Reading text:
As mentioned, price differences between individual nodes may be significant, depending on the location and the interconnected resource's marginal effect on the system's losses and congestions. Thus, from a generator's point of view, the location poses an inherent risk. If a generator was to make locational decisions for new generation solely on wholesale market prices, the nodal model would incentivize the generator to choose a location benevolent to the market. The decision of course depends on various other factors as well, that could outweigh the impact of the location on the LMPs. Yet, it illustrates the significance of LMPs on the operation of a resource. To get a better insight into how much LMPs generally vary between different locations, this post explores and quantifies actual LMPs variance in CAISO's Day-Ahead market (DA). Before moving on to the parts describing how this is quantified methodically and technologically, let's first take a high-level look at CAISO's node definitions, and which of the nodes were taken into account for the analysis.

Pricing Nodes

The CAISO employs a detailed model representation of the physical power system network called the Full Network Model (FNM) to determine LMPs. The physical model represents the transmission lines including information about interconnected generation and load. Every generating resource and load receives a node identification at the interconnection with the network. These physical nodes are called CNodes. A node for which the CAISO calculates LMPs is called a Pricing Node (PNode). On top of that, individual PNodes may be grouped into Aggregated Pricing Nodes (APNodes). LMPs for APNodes are calculated as weighted averages of the LMPs of their individual PNodes. This analysis will only explore the LMPs of APNodes to limit the total data requirements that would be necessary if the analysis was calculated based on the PNodes of which more than eight times as many exist compared to APNodes. Of all the APNodes, about 70 % are associated with generating resources, while the remaining 30 % are associated with other locations such as loads, or other types like trading hubs or interties. Because this analysis attempts to explore price variations for generating resources, all LMPs of other APNodes are excluded from the analysis.


A good and relatively easy way to describe the variance of the LMPs is by calculating their standard deviations for every hour of the year. The standard deviation of the LMPs can be interpreted by how much the LMPs fluctuate on average between different locations for the hour that they are calculated for. For visualization purposes, the resulting deviations are then ordered decreasingly from highest to lowest deviations. This approach is adopted from load duration curves (LDC). The method was found in this research paper , that analyzes nodal prices if Germany abandoned its zonal pricing model and introduced a nodal pricing model instead.

Stated goal 1:
Write out the dataset items, from their very first line through the line containing "star-icon — [531, 542, 553, 564]", with both of those lines included.

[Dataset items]

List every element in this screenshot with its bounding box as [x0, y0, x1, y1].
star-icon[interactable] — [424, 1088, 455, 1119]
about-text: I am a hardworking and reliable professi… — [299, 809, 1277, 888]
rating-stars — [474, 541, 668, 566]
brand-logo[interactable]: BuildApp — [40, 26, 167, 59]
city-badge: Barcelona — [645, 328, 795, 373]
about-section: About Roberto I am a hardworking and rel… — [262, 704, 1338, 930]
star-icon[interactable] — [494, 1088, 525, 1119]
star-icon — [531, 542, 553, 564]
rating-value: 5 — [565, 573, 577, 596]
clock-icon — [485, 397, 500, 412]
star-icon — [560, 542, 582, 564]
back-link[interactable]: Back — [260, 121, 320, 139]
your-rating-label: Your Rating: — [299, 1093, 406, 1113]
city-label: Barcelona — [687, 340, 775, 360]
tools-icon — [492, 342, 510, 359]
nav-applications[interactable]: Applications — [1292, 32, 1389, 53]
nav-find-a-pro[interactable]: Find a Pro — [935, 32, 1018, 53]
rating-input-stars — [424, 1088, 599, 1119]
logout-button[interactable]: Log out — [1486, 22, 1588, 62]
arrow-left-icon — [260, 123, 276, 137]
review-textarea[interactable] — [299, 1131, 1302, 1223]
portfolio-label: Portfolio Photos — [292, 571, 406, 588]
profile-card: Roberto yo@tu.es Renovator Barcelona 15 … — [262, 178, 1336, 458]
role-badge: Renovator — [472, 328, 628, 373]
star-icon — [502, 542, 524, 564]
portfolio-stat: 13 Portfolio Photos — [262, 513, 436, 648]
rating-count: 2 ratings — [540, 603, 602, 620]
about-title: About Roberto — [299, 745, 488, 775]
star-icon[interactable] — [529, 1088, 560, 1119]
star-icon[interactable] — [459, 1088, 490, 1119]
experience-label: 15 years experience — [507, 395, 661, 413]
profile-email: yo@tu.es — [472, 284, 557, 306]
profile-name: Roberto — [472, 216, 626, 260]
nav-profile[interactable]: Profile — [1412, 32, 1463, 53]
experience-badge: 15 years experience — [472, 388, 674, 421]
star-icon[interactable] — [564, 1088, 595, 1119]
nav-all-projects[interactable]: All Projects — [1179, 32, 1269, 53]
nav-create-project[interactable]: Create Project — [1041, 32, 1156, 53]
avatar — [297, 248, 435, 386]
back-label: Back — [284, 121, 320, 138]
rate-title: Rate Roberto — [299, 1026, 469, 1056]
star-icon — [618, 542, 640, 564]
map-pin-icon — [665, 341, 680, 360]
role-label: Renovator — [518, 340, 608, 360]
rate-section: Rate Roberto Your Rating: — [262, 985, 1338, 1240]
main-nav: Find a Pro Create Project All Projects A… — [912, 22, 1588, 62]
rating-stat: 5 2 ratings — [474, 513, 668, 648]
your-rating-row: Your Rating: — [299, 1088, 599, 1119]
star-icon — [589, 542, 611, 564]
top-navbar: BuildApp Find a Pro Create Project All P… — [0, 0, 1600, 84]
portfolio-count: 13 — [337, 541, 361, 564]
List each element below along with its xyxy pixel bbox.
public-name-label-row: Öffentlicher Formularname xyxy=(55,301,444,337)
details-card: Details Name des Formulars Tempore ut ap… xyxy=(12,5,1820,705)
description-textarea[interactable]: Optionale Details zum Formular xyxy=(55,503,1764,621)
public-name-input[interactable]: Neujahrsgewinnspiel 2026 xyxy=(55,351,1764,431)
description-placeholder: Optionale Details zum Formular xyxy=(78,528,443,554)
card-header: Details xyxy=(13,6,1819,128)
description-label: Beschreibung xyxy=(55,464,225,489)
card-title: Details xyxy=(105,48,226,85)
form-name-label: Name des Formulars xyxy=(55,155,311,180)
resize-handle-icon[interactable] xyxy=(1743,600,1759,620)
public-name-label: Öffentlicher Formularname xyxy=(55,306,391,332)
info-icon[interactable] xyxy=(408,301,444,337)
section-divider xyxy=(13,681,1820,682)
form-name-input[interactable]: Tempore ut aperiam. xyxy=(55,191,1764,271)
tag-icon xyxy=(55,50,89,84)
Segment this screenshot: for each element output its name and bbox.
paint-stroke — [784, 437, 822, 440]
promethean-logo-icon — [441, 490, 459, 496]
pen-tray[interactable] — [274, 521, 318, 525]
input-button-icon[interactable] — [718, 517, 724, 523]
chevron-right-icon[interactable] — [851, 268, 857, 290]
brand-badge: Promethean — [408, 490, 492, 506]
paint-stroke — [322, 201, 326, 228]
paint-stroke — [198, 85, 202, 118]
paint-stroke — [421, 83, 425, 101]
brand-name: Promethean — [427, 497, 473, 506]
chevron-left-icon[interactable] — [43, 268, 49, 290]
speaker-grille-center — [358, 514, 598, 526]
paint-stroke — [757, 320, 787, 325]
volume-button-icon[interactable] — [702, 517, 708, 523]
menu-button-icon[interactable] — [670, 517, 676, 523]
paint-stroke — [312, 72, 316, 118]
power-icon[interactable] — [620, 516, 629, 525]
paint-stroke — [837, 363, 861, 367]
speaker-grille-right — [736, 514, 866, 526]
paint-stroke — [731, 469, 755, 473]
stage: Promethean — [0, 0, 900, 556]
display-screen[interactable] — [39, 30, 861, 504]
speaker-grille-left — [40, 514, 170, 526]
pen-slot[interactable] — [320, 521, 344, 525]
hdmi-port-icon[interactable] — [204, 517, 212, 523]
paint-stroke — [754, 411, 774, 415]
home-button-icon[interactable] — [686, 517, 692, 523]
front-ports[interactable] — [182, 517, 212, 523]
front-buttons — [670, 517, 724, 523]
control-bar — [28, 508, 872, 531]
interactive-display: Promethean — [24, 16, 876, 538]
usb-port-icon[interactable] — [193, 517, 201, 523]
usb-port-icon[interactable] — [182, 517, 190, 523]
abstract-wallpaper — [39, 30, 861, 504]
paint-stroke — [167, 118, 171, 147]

Stated goal 2:
Reproduce word for word the part of the text on CAISO nodal pricing that opens with the words containing "A good and relatively" and closes with "pricing model instead.".

Complete output 1:
List every element in this screenshot with its bounding box as [x0, y0, x1, y1].
star-icon[interactable] — [424, 1088, 455, 1119]
about-text: I am a hardworking and reliable professi… — [299, 809, 1277, 888]
rating-stars — [474, 541, 668, 566]
brand-logo[interactable]: BuildApp — [40, 26, 167, 59]
city-badge: Barcelona — [645, 328, 795, 373]
about-section: About Roberto I am a hardworking and rel… — [262, 704, 1338, 930]
star-icon[interactable] — [494, 1088, 525, 1119]
star-icon — [531, 542, 553, 564]

Complete output 2:
A good and relatively easy way to describe the variance of the LMPs is by calculating their standard deviations for every hour of the year. The standard deviation of the LMPs can be interpreted by how much the LMPs fluctuate on average between different locations for the hour that they are calculated for. For visualization purposes, the resulting deviations are then ordered decreasingly from highest to lowest deviations. This approach is adopted from load duration curves (LDC). The method was found in this research paper , that analyzes nodal prices if Germany abandoned its zonal pricing model and introduced a nodal pricing model instead.